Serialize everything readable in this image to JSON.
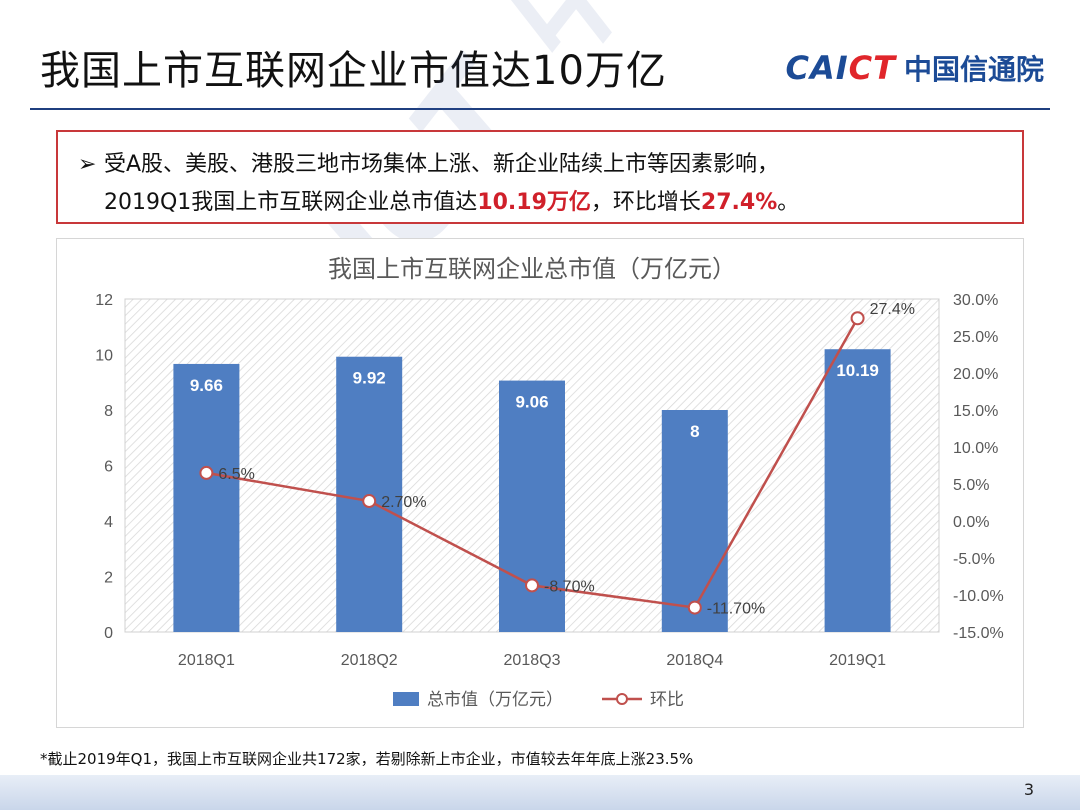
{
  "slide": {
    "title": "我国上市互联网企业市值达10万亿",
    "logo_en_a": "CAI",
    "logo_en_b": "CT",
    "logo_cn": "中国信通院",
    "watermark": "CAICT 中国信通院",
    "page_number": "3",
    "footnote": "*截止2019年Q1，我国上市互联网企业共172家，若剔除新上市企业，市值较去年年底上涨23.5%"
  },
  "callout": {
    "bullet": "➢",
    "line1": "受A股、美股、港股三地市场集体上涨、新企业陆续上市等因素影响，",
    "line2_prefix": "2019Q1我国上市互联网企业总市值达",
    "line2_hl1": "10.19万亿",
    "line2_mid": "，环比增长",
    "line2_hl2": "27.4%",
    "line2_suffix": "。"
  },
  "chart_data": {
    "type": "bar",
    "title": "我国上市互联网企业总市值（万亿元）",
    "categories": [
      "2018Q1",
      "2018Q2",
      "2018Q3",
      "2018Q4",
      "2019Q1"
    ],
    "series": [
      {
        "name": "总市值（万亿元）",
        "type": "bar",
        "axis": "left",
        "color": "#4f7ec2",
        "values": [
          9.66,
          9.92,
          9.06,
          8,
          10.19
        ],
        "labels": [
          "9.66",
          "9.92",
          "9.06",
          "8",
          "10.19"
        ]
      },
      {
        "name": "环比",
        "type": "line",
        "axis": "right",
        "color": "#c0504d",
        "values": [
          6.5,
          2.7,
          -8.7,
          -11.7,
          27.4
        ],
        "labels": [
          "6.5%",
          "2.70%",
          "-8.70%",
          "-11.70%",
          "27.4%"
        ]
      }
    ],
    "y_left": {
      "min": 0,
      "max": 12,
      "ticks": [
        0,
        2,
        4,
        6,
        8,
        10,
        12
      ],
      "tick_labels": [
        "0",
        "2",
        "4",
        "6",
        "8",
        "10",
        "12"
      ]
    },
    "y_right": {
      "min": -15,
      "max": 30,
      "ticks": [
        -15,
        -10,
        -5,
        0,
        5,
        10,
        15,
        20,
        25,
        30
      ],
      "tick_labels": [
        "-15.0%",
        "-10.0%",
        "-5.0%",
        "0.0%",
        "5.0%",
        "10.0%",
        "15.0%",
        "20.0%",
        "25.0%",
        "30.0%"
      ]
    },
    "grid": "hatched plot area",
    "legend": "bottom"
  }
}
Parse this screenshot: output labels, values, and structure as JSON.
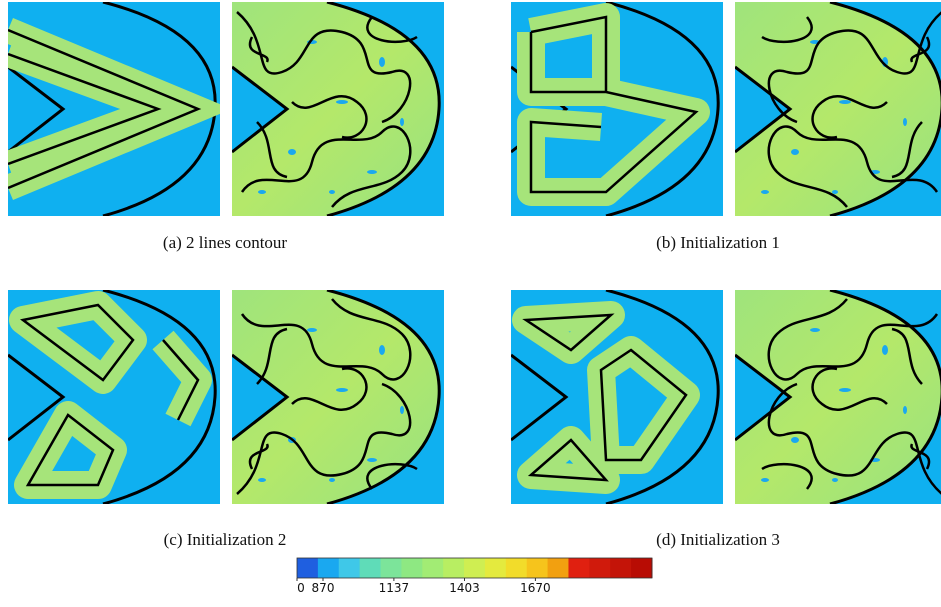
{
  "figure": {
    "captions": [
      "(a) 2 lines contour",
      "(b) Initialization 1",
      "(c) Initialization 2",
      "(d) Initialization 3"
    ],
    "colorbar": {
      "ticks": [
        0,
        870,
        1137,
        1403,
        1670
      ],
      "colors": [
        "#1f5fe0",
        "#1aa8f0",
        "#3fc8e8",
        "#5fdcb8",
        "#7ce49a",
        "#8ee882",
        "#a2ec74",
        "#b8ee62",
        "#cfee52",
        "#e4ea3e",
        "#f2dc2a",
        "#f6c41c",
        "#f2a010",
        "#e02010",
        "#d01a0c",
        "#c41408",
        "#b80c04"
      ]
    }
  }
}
++++++
Prompt — Transcribe the records verbatim and omit the images.

Exercise output —
Serialize everything readable in this image to JSON.
{
  "slide": {
    "title": "我国上市互联网企业市值达10万亿",
    "logo_en_a": "CAI",
    "logo_en_b": "CT",
    "logo_cn": "中国信通院",
    "watermark": "CAICT 中国信通院",
    "page_number": "3",
    "footnote": "*截止2019年Q1，我国上市互联网企业共172家，若剔除新上市企业，市值较去年年底上涨23.5%"
  },
  "callout": {
    "bullet": "➢",
    "line1": "受A股、美股、港股三地市场集体上涨、新企业陆续上市等因素影响，",
    "line2_prefix": "2019Q1我国上市互联网企业总市值达",
    "line2_hl1": "10.19万亿",
    "line2_mid": "，环比增长",
    "line2_hl2": "27.4%",
    "line2_suffix": "。"
  },
  "chart_data": {
    "type": "bar",
    "title": "我国上市互联网企业总市值（万亿元）",
    "categories": [
      "2018Q1",
      "2018Q2",
      "2018Q3",
      "2018Q4",
      "2019Q1"
    ],
    "series": [
      {
        "name": "总市值（万亿元）",
        "type": "bar",
        "axis": "left",
        "color": "#4f7ec2",
        "values": [
          9.66,
          9.92,
          9.06,
          8,
          10.19
        ],
        "labels": [
          "9.66",
          "9.92",
          "9.06",
          "8",
          "10.19"
        ]
      },
      {
        "name": "环比",
        "type": "line",
        "axis": "right",
        "color": "#c0504d",
        "values": [
          6.5,
          2.7,
          -8.7,
          -11.7,
          27.4
        ],
        "labels": [
          "6.5%",
          "2.70%",
          "-8.70%",
          "-11.70%",
          "27.4%"
        ]
      }
    ],
    "y_left": {
      "min": 0,
      "max": 12,
      "ticks": [
        0,
        2,
        4,
        6,
        8,
        10,
        12
      ],
      "tick_labels": [
        "0",
        "2",
        "4",
        "6",
        "8",
        "10",
        "12"
      ]
    },
    "y_right": {
      "min": -15,
      "max": 30,
      "ticks": [
        -15,
        -10,
        -5,
        0,
        5,
        10,
        15,
        20,
        25,
        30
      ],
      "tick_labels": [
        "-15.0%",
        "-10.0%",
        "-5.0%",
        "0.0%",
        "5.0%",
        "10.0%",
        "15.0%",
        "20.0%",
        "25.0%",
        "30.0%"
      ]
    },
    "grid": "hatched plot area",
    "legend": "bottom"
  }
}
Parse this screenshot: output labels, values, and structure as JSON.
{
  "figure": {
    "captions": [
      "(a) 2 lines contour",
      "(b) Initialization 1",
      "(c) Initialization 2",
      "(d) Initialization 3"
    ],
    "colorbar": {
      "ticks": [
        0,
        870,
        1137,
        1403,
        1670
      ],
      "colors": [
        "#1f5fe0",
        "#1aa8f0",
        "#3fc8e8",
        "#5fdcb8",
        "#7ce49a",
        "#8ee882",
        "#a2ec74",
        "#b8ee62",
        "#cfee52",
        "#e4ea3e",
        "#f2dc2a",
        "#f6c41c",
        "#f2a010",
        "#e02010",
        "#d01a0c",
        "#c41408",
        "#b80c04"
      ]
    }
  }
}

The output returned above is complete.